## [REQUIREMENT]
Go over the entries below line by line, copying each one that contains the word "стандарта".

Start of MATERIAL FOR THIS TASK

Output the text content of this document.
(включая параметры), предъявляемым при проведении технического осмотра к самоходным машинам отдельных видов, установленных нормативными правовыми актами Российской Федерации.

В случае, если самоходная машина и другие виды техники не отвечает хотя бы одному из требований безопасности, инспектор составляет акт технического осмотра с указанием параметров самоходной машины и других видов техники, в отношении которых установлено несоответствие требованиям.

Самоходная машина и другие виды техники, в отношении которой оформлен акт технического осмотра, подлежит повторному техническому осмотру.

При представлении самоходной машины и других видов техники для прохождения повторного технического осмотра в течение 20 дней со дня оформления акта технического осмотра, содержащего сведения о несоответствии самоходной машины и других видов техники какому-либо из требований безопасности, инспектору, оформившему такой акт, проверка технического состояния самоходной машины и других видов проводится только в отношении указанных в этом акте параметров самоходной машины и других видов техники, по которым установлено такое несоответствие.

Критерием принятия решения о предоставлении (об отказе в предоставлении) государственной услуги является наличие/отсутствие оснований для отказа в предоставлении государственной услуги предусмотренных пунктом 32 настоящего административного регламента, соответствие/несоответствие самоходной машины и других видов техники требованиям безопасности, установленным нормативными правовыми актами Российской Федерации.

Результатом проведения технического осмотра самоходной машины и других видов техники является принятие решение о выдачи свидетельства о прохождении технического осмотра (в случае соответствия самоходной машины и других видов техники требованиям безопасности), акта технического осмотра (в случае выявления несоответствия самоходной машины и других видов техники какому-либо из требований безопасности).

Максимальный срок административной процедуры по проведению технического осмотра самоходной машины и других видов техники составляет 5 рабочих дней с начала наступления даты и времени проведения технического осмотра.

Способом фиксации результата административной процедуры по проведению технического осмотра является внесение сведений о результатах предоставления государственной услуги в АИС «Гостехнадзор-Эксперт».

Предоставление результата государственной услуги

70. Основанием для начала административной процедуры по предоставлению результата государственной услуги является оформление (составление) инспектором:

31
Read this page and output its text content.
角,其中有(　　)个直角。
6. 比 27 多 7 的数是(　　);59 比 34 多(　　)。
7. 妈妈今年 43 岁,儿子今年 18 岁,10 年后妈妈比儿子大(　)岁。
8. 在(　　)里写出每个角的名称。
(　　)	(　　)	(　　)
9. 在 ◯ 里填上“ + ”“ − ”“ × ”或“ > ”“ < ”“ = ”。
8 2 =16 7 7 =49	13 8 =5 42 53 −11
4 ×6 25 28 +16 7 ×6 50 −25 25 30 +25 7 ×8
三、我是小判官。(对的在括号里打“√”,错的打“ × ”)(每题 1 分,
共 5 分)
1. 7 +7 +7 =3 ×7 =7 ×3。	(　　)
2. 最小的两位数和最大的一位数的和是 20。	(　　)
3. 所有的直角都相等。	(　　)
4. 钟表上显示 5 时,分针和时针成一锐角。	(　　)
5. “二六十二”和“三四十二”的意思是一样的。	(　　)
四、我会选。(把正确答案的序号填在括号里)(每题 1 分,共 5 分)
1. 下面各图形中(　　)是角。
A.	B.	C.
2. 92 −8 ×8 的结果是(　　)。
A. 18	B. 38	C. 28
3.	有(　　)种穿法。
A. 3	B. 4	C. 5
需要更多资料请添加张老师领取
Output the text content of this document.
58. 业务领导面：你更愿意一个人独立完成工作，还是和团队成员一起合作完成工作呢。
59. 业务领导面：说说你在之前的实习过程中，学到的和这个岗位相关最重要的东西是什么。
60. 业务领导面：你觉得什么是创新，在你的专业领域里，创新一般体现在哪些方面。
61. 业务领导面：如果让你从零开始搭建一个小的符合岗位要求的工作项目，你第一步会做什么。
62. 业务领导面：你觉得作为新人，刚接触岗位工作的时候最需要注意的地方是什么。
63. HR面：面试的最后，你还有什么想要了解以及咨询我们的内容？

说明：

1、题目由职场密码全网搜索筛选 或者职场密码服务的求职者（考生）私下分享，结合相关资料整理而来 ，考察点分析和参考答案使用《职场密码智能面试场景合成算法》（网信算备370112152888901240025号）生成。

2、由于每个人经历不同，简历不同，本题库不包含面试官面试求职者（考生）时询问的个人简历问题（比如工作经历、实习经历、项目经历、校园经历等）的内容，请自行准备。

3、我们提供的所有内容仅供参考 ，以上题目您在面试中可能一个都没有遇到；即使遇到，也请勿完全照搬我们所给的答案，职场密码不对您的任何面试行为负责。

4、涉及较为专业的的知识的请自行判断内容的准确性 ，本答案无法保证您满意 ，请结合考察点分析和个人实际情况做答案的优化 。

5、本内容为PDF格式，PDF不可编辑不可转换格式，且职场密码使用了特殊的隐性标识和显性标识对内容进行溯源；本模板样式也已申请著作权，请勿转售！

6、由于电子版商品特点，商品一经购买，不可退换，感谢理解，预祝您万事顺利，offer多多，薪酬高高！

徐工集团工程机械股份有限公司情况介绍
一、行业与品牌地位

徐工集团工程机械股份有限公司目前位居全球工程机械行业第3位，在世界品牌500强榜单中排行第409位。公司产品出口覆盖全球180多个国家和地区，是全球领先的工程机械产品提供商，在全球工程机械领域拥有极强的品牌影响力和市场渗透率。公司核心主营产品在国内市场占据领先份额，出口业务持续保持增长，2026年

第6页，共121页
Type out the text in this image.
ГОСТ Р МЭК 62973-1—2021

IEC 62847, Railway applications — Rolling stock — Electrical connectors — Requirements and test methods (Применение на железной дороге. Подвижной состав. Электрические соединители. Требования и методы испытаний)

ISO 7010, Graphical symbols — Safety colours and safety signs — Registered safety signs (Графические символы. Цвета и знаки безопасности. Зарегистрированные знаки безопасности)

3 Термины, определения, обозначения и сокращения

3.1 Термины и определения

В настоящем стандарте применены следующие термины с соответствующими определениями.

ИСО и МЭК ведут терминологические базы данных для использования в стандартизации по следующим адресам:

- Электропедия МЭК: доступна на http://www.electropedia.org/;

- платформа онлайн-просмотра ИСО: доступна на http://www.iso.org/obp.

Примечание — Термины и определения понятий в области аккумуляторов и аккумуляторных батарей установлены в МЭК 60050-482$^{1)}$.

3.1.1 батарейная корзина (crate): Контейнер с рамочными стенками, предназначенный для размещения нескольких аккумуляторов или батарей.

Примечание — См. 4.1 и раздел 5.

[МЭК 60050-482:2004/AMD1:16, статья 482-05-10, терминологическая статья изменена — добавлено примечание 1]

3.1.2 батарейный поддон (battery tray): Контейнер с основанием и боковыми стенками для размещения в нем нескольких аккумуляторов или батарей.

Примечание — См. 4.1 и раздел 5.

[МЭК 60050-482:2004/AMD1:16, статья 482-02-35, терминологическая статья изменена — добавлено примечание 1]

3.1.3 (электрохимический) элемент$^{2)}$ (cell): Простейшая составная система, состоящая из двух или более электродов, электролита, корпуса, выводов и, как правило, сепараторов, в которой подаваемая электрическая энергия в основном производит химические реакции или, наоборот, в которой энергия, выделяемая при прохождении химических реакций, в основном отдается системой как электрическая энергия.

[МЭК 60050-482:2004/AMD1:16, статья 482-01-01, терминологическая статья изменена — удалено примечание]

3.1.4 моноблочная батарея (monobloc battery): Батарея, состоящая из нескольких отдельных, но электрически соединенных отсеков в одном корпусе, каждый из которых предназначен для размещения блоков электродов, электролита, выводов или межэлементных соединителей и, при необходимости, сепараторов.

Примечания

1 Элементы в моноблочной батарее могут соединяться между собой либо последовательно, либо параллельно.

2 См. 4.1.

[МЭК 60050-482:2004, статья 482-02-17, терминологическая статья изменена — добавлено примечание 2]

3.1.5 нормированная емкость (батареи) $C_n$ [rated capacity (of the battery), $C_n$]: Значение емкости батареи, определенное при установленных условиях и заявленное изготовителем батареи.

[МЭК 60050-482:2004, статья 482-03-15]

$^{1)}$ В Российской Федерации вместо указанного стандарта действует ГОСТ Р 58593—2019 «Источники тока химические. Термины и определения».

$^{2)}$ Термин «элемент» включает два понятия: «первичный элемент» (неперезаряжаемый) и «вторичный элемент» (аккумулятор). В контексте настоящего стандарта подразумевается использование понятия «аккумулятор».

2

End of MATERIAL FOR THIS TASK

## [RESPONSE]
$^{1)}$ В Российской Федерации вместо указанного стандарта действует ГОСТ Р 58593—2019 «Источники тока химические. Термины и определения».
$^{2)}$ Термин «элемент» включает два понятия: «первичный элемент» (неперезаряжаемый) и «вторичный элемент» (аккумулятор). В контексте настоящего стандарта подразумевается использование понятия «аккумулятор».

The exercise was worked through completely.